Search the material for "sustained" and show all lines that contain it.

** START **

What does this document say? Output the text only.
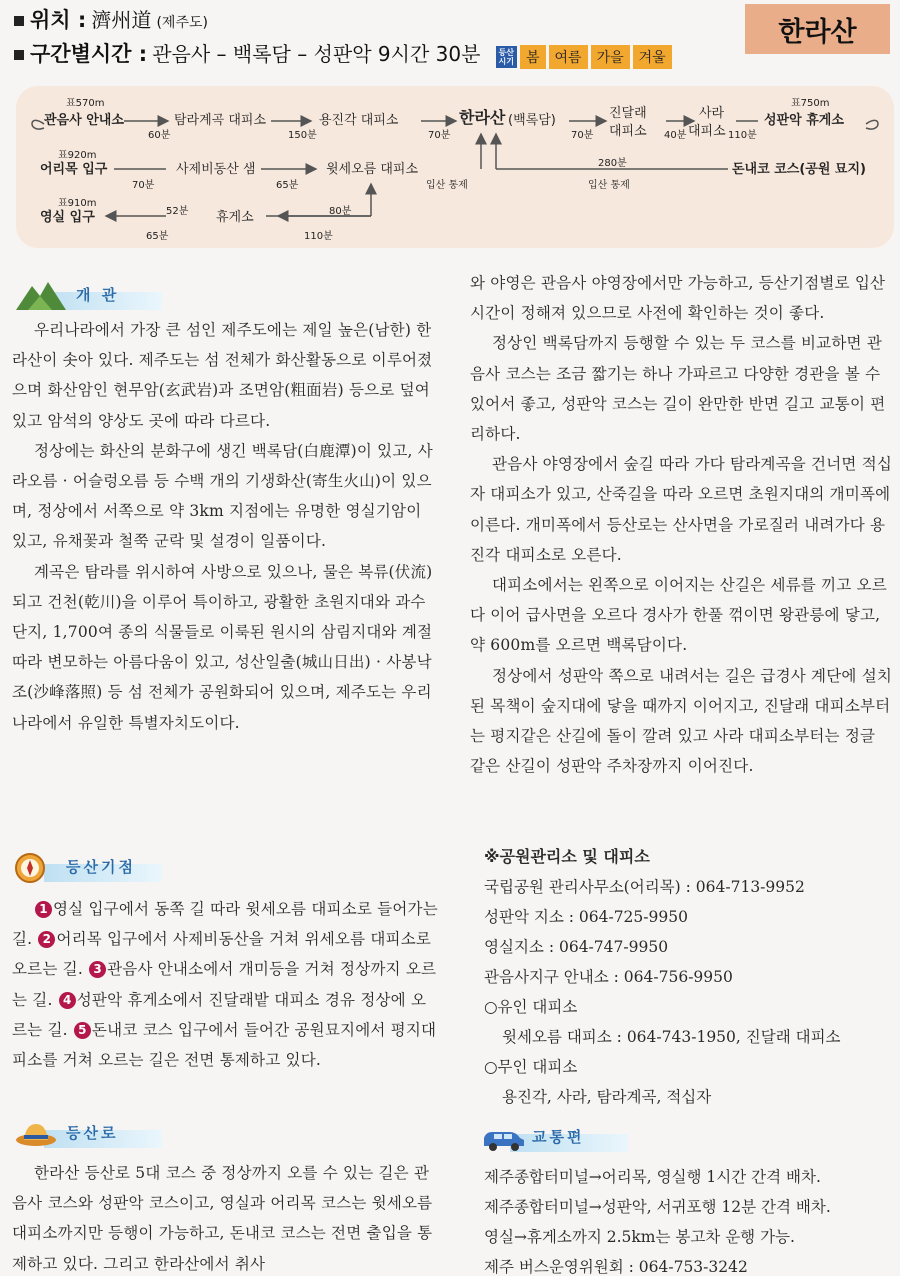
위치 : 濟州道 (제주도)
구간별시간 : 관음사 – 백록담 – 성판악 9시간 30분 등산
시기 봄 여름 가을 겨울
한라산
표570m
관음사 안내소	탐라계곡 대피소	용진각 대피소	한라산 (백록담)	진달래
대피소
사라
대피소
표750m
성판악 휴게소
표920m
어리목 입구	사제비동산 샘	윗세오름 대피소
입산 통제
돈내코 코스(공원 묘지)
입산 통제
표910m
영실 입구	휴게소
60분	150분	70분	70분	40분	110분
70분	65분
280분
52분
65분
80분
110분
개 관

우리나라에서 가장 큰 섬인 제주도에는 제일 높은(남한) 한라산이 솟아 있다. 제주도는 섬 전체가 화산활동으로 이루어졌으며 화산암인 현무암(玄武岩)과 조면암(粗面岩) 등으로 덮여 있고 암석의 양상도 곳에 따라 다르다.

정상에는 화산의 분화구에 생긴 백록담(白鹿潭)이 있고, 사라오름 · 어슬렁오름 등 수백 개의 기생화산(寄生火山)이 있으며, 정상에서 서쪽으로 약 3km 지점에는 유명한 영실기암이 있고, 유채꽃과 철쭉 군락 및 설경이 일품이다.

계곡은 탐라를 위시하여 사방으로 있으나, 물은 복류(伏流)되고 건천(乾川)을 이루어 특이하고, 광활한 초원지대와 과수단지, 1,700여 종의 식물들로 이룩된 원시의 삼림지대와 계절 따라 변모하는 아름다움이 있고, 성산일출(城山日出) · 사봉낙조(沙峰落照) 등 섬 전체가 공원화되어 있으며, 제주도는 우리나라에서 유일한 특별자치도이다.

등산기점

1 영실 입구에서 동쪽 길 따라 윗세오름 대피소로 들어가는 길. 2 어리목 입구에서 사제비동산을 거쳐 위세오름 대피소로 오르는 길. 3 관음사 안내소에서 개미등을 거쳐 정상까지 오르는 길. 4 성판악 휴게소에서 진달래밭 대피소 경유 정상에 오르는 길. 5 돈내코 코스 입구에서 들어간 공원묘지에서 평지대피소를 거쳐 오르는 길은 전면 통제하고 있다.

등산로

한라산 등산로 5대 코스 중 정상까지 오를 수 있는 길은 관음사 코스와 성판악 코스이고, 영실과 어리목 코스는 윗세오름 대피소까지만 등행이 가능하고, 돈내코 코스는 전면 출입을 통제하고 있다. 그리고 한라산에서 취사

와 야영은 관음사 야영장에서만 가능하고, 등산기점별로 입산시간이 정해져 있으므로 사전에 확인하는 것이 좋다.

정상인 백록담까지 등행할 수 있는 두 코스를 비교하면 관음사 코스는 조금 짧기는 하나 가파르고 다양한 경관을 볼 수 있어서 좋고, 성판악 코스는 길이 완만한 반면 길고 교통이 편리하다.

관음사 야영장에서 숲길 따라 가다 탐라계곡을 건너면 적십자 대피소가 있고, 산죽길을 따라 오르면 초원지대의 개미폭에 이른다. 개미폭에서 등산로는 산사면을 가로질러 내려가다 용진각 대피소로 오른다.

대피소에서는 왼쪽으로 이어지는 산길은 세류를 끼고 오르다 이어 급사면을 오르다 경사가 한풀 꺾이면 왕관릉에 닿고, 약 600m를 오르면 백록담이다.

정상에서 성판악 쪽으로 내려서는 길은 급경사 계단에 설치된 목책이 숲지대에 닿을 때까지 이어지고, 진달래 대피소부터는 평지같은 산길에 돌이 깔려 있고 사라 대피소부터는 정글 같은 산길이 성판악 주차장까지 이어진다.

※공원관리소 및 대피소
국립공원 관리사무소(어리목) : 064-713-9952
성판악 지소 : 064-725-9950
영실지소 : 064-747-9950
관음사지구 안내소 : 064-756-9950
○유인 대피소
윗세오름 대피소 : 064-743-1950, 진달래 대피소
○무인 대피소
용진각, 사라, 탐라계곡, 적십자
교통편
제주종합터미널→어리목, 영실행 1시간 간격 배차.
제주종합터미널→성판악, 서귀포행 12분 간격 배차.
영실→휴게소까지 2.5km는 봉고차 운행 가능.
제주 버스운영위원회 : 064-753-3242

** END **
** START **

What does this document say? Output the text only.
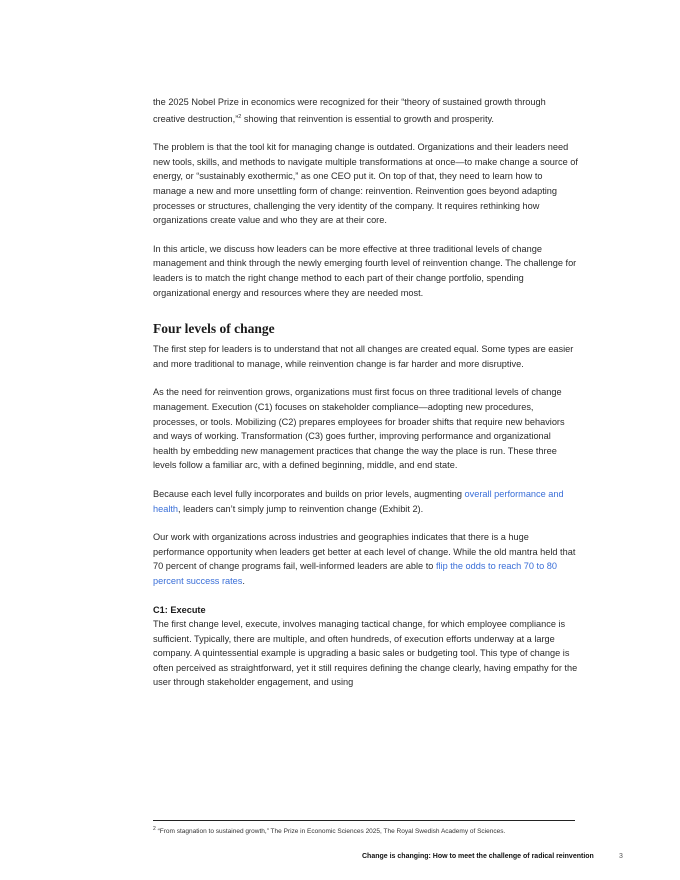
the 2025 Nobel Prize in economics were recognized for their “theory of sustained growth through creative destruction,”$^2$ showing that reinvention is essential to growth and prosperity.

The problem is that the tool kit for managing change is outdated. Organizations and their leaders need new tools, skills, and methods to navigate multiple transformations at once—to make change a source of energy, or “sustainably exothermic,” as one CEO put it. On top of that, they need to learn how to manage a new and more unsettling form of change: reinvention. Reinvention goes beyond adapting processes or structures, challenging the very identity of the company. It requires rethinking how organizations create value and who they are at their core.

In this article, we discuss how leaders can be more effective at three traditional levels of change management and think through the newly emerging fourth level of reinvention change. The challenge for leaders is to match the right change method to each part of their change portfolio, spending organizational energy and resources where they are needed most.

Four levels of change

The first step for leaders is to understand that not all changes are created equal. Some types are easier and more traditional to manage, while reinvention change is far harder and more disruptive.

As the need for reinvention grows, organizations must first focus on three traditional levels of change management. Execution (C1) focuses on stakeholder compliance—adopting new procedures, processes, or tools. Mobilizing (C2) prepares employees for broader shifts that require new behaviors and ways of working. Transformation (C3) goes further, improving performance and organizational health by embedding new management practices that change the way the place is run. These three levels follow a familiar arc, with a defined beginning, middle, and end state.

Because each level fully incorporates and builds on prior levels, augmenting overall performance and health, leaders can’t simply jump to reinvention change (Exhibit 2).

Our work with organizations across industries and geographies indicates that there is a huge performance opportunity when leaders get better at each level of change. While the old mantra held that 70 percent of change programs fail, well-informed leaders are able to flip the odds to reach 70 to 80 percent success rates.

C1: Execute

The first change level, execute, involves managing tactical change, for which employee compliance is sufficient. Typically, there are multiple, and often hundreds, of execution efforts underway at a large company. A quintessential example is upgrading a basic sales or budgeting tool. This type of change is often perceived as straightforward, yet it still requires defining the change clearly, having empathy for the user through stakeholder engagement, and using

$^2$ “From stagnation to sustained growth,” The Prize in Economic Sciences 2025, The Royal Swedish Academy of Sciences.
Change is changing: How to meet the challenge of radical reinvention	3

** END **

■ **Answer to the problem**:
the 2025 Nobel Prize in economics were recognized for their “theory of sustained growth through creative destruction,”$^2$ showing that reinvention is essential to growth and prosperity.
$^2$ “From stagnation to sustained growth,” The Prize in Economic Sciences 2025, The Royal Swedish Academy of Sciences.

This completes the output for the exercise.